▸ **Records provided**:

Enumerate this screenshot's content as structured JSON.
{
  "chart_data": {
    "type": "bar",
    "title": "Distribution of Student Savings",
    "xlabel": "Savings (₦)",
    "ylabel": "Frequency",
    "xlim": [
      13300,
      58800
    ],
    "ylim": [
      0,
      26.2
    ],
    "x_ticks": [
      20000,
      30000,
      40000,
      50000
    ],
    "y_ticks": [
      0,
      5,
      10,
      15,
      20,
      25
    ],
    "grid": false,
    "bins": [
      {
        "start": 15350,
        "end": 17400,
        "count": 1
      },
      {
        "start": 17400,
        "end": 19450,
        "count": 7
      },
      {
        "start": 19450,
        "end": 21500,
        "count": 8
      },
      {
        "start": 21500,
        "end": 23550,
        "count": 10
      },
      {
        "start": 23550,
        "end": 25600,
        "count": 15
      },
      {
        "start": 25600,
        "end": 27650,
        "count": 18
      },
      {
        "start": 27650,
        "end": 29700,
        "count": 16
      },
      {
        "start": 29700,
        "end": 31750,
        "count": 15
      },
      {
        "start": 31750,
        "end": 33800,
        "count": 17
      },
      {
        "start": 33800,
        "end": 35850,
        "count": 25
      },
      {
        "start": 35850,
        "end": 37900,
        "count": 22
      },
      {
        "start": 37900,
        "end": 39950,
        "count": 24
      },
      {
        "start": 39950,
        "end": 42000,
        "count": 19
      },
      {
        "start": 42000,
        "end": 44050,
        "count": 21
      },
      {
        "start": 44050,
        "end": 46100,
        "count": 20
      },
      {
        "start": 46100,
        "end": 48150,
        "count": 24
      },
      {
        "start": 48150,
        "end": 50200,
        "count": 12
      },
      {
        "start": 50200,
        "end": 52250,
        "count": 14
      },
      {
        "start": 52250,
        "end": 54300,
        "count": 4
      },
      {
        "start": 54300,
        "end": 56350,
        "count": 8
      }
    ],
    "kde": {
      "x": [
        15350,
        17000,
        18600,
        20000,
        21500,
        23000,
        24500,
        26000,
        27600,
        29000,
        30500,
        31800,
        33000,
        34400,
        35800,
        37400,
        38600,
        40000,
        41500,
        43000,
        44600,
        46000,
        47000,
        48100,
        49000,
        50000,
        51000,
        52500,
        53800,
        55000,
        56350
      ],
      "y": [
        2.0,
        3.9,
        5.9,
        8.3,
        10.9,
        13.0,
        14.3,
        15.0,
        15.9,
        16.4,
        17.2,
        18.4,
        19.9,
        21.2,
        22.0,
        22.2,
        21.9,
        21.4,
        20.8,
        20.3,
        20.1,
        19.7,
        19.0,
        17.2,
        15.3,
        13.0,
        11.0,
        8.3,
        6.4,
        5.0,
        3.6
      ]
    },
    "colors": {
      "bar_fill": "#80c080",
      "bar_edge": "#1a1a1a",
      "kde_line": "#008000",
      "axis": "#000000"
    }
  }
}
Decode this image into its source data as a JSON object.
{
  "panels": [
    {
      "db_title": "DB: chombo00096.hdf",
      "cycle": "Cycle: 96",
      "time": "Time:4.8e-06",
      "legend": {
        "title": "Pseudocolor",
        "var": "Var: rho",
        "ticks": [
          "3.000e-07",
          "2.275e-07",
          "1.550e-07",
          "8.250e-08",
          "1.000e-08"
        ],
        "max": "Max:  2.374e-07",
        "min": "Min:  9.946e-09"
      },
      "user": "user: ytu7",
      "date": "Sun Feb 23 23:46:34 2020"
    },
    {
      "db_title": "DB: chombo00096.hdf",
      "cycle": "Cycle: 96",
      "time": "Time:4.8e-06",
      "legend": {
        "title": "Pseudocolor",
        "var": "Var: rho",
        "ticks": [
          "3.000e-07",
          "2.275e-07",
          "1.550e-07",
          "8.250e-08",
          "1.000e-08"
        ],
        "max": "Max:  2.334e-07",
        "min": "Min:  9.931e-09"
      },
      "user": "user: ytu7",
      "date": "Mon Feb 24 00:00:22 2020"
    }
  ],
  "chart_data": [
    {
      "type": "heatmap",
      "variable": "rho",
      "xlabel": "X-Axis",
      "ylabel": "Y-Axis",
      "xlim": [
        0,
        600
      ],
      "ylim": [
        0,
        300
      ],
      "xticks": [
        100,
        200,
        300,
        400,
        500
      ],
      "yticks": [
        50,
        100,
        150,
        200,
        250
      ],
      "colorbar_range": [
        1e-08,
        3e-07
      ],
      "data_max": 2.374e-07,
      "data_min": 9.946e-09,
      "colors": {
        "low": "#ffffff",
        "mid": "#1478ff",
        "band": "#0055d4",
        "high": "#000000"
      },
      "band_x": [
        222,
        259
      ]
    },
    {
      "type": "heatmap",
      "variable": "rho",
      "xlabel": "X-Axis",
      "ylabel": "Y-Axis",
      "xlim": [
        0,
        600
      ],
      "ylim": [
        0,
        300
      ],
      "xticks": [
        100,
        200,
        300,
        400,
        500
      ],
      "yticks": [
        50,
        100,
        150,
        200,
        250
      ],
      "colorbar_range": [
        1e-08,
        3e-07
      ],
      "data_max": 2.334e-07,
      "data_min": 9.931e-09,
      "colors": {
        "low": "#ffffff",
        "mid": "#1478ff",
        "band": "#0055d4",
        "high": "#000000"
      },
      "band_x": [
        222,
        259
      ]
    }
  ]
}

▸ **Exercise objective**: Take the material above and return all of it exactly.

▸ **Output**:
Enumerate this screenshot's content as structured JSON.
{
  "chart_data": {
    "type": "bar",
    "title": "Distribution of Student Savings",
    "xlabel": "Savings (₦)",
    "ylabel": "Frequency",
    "xlim": [
      13300,
      58800
    ],
    "ylim": [
      0,
      26.2
    ],
    "x_ticks": [
      20000,
      30000,
      40000,
      50000
    ],
    "y_ticks": [
      0,
      5,
      10,
      15,
      20,
      25
    ],
    "grid": false,
    "bins": [
      {
        "start": 15350,
        "end": 17400,
        "count": 1
      },
      {
        "start": 17400,
        "end": 19450,
        "count": 7
      },
      {
        "start": 19450,
        "end": 21500,
        "count": 8
      },
      {
        "start": 21500,
        "end": 23550,
        "count": 10
      },
      {
        "start": 23550,
        "end": 25600,
        "count": 15
      },
      {
        "start": 25600,
        "end": 27650,
        "count": 18
      },
      {
        "start": 27650,
        "end": 29700,
        "count": 16
      },
      {
        "start": 29700,
        "end": 31750,
        "count": 15
      },
      {
        "start": 31750,
        "end": 33800,
        "count": 17
      },
      {
        "start": 33800,
        "end": 35850,
        "count": 25
      },
      {
        "start": 35850,
        "end": 37900,
        "count": 22
      },
      {
        "start": 37900,
        "end": 39950,
        "count": 24
      },
      {
        "start": 39950,
        "end": 42000,
        "count": 19
      },
      {
        "start": 42000,
        "end": 44050,
        "count": 21
      },
      {
        "start": 44050,
        "end": 46100,
        "count": 20
      },
      {
        "start": 46100,
        "end": 48150,
        "count": 24
      },
      {
        "start": 48150,
        "end": 50200,
        "count": 12
      },
      {
        "start": 50200,
        "end": 52250,
        "count": 14
      },
      {
        "start": 52250,
        "end": 54300,
        "count": 4
      },
      {
        "start": 54300,
        "end": 56350,
        "count": 8
      }
    ],
    "kde": {
      "x": [
        15350,
        17000,
        18600,
        20000,
        21500,
        23000,
        24500,
        26000,
        27600,
        29000,
        30500,
        31800,
        33000,
        34400,
        35800,
        37400,
        38600,
        40000,
        41500,
        43000,
        44600,
        46000,
        47000,
        48100,
        49000,
        50000,
        51000,
        52500,
        53800,
        55000,
        56350
      ],
      "y": [
        2.0,
        3.9,
        5.9,
        8.3,
        10.9,
        13.0,
        14.3,
        15.0,
        15.9,
        16.4,
        17.2,
        18.4,
        19.9,
        21.2,
        22.0,
        22.2,
        21.9,
        21.4,
        20.8,
        20.3,
        20.1,
        19.7,
        19.0,
        17.2,
        15.3,
        13.0,
        11.0,
        8.3,
        6.4,
        5.0,
        3.6
      ]
    },
    "colors": {
      "bar_fill": "#80c080",
      "bar_edge": "#1a1a1a",
      "kde_line": "#008000",
      "axis": "#000000"
    }
  }
}
Decode this image into its source data as a JSON object.
{
  "panels": [
    {
      "db_title": "DB: chombo00096.hdf",
      "cycle": "Cycle: 96",
      "time": "Time:4.8e-06",
      "legend": {
        "title": "Pseudocolor",
        "var": "Var: rho",
        "ticks": [
          "3.000e-07",
          "2.275e-07",
          "1.550e-07",
          "8.250e-08",
          "1.000e-08"
        ],
        "max": "Max:  2.374e-07",
        "min": "Min:  9.946e-09"
      },
      "user": "user: ytu7",
      "date": "Sun Feb 23 23:46:34 2020"
    },
    {
      "db_title": "DB: chombo00096.hdf",
      "cycle": "Cycle: 96",
      "time": "Time:4.8e-06",
      "legend": {
        "title": "Pseudocolor",
        "var": "Var: rho",
        "ticks": [
          "3.000e-07",
          "2.275e-07",
          "1.550e-07",
          "8.250e-08",
          "1.000e-08"
        ],
        "max": "Max:  2.334e-07",
        "min": "Min:  9.931e-09"
      },
      "user": "user: ytu7",
      "date": "Mon Feb 24 00:00:22 2020"
    }
  ],
  "chart_data": [
    {
      "type": "heatmap",
      "variable": "rho",
      "xlabel": "X-Axis",
      "ylabel": "Y-Axis",
      "xlim": [
        0,
        600
      ],
      "ylim": [
        0,
        300
      ],
      "xticks": [
        100,
        200,
        300,
        400,
        500
      ],
      "yticks": [
        50,
        100,
        150,
        200,
        250
      ],
      "colorbar_range": [
        1e-08,
        3e-07
      ],
      "data_max": 2.374e-07,
      "data_min": 9.946e-09,
      "colors": {
        "low": "#ffffff",
        "mid": "#1478ff",
        "band": "#0055d4",
        "high": "#000000"
      },
      "band_x": [
        222,
        259
      ]
    },
    {
      "type": "heatmap",
      "variable": "rho",
      "xlabel": "X-Axis",
      "ylabel": "Y-Axis",
      "xlim": [
        0,
        600
      ],
      "ylim": [
        0,
        300
      ],
      "xticks": [
        100,
        200,
        300,
        400,
        500
      ],
      "yticks": [
        50,
        100,
        150,
        200,
        250
      ],
      "colorbar_range": [
        1e-08,
        3e-07
      ],
      "data_max": 2.334e-07,
      "data_min": 9.931e-09,
      "colors": {
        "low": "#ffffff",
        "mid": "#1478ff",
        "band": "#0055d4",
        "high": "#000000"
      },
      "band_x": [
        222,
        259
      ]
    }
  ]
}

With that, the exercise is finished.